* [What is being asked]:
Whenever a line below holds the word "JSON", copy that line.

* [Task input]:
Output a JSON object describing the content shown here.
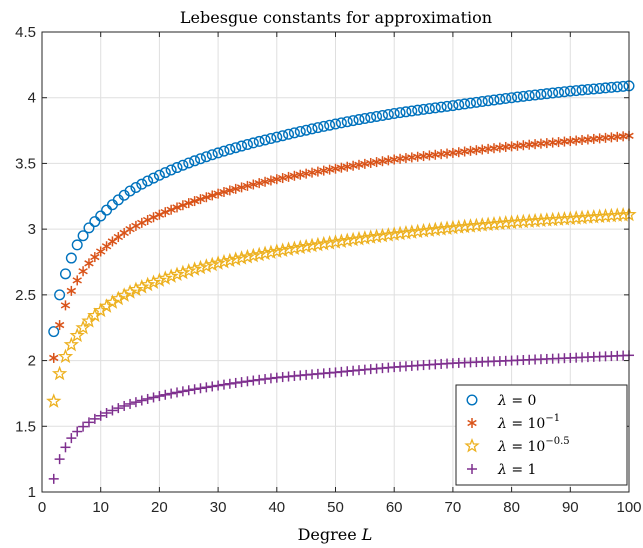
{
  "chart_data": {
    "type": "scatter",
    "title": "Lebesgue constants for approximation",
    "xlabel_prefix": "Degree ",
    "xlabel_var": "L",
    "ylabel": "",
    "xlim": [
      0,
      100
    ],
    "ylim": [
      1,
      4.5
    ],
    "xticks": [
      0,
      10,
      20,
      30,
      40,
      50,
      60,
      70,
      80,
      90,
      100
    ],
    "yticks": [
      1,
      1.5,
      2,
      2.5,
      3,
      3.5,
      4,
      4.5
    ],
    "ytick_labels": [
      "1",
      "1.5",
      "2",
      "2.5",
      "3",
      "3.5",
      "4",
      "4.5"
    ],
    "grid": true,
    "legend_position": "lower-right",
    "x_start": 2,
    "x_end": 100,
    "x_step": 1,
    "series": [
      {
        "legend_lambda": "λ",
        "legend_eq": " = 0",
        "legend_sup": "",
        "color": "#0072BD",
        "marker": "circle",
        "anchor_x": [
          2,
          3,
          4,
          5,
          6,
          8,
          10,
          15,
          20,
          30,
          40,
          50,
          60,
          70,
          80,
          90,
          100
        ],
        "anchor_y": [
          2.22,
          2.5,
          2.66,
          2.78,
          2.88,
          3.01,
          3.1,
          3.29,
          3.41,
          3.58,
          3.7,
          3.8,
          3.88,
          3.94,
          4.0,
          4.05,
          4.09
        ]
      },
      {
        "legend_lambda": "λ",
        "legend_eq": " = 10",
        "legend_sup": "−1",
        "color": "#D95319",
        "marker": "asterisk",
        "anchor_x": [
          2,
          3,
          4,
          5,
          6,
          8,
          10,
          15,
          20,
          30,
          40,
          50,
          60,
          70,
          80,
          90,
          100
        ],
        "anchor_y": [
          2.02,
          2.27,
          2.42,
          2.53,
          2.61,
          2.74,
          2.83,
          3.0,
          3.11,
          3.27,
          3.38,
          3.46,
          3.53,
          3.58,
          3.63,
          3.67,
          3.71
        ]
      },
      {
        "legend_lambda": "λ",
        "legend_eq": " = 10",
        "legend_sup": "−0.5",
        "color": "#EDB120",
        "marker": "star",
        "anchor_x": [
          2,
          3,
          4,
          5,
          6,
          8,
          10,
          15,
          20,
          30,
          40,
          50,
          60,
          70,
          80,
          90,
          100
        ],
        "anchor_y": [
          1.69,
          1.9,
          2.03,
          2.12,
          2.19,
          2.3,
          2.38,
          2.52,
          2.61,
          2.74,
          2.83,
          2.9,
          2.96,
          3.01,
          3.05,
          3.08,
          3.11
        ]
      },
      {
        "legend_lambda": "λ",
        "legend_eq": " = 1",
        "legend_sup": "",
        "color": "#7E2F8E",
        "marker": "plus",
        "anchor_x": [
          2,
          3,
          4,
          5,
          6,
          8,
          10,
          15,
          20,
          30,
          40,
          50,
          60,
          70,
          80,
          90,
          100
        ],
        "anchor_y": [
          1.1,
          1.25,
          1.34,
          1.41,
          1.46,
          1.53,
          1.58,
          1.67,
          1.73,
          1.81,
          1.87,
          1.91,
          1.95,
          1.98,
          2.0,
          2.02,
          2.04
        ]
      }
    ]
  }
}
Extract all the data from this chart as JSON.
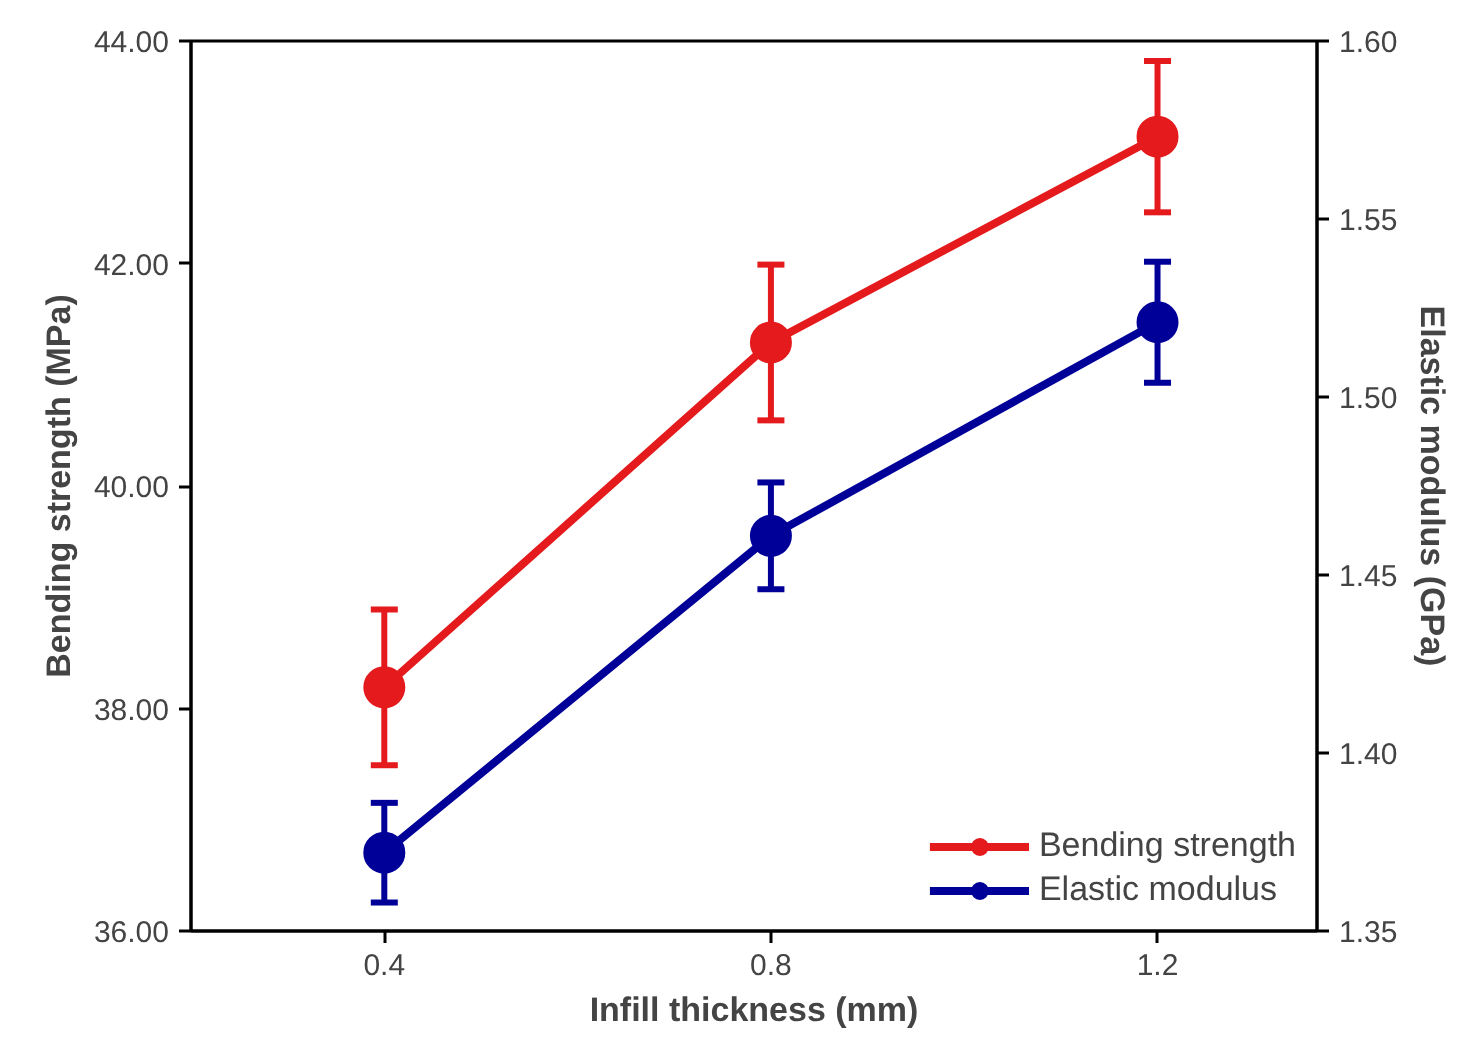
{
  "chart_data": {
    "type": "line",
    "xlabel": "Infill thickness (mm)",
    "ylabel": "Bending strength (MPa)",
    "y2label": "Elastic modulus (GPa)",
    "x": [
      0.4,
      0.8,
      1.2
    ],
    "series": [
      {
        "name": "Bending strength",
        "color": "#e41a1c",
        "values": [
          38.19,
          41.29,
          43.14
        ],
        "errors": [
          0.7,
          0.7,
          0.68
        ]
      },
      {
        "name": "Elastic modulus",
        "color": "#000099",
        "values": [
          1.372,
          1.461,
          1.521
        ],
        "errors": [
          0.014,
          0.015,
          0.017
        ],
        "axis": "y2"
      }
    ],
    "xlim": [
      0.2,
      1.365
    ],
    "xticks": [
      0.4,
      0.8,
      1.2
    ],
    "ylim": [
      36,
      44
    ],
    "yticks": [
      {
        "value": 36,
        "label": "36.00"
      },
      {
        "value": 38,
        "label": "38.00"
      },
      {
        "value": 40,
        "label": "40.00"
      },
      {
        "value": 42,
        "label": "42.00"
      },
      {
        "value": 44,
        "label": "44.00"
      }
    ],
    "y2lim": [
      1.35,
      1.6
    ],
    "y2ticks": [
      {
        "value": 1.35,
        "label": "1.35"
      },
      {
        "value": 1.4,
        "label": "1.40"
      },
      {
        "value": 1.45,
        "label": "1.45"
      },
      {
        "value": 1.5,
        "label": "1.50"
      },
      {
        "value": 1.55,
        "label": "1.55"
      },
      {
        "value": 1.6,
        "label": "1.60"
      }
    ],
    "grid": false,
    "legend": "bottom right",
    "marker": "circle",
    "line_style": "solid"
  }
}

...

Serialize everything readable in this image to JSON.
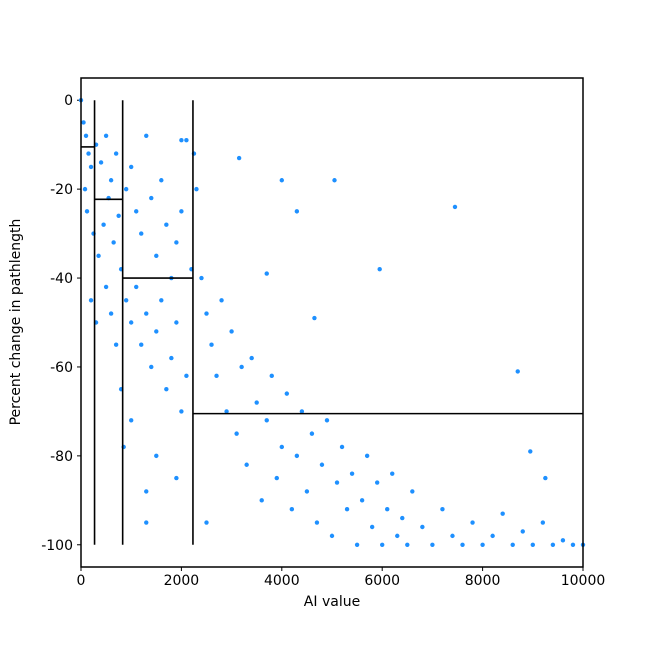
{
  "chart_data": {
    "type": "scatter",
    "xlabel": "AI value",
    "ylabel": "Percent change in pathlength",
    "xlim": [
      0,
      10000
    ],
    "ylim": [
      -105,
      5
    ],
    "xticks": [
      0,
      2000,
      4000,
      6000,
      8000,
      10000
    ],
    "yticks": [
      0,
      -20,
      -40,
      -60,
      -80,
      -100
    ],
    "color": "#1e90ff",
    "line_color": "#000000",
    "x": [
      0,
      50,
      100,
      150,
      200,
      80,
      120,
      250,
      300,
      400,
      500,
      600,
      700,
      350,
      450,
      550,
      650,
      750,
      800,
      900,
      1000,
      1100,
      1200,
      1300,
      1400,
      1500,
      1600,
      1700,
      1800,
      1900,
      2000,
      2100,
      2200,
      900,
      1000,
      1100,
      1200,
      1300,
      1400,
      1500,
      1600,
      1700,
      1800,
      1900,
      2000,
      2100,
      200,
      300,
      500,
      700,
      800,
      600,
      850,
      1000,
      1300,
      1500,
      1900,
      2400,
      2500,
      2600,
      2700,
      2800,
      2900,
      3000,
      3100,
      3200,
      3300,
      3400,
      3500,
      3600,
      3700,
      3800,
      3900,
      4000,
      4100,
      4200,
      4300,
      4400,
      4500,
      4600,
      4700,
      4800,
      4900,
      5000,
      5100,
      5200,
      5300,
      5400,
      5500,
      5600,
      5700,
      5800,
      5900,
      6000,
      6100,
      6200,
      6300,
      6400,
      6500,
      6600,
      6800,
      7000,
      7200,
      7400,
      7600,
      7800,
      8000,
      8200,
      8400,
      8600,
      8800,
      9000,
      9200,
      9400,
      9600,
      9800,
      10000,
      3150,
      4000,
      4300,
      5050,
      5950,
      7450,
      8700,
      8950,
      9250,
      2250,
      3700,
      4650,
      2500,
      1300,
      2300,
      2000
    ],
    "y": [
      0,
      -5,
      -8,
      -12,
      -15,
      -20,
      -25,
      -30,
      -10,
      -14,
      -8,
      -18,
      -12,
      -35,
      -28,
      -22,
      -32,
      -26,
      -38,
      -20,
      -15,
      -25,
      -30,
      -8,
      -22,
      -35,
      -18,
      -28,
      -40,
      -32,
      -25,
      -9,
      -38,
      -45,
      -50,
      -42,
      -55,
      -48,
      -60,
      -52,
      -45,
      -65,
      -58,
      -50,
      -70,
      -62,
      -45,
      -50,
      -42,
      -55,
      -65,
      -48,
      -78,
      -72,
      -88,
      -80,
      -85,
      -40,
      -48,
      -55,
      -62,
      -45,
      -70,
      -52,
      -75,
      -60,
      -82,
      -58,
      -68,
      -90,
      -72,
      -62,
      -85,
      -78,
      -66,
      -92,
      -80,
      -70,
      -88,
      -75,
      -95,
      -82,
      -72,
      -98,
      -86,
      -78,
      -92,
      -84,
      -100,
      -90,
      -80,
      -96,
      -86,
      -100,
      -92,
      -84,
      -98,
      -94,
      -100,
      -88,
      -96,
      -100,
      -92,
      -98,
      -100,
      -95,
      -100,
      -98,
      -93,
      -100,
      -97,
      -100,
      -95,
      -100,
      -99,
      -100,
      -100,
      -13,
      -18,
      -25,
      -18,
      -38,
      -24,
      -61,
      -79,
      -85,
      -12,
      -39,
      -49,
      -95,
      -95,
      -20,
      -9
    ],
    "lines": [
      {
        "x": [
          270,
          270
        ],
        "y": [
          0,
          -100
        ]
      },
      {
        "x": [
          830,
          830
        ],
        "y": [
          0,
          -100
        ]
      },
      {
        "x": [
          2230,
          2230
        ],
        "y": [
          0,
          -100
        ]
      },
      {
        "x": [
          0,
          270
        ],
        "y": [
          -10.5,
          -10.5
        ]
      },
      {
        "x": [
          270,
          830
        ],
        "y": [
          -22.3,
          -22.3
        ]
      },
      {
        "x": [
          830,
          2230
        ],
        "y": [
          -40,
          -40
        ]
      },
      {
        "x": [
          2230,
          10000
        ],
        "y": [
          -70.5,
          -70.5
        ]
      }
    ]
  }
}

* [Correct output]:
Output a JSON object describing the content shown here.
Extract all the data from this chart as JSON.
Serialize everything readable in this image to JSON.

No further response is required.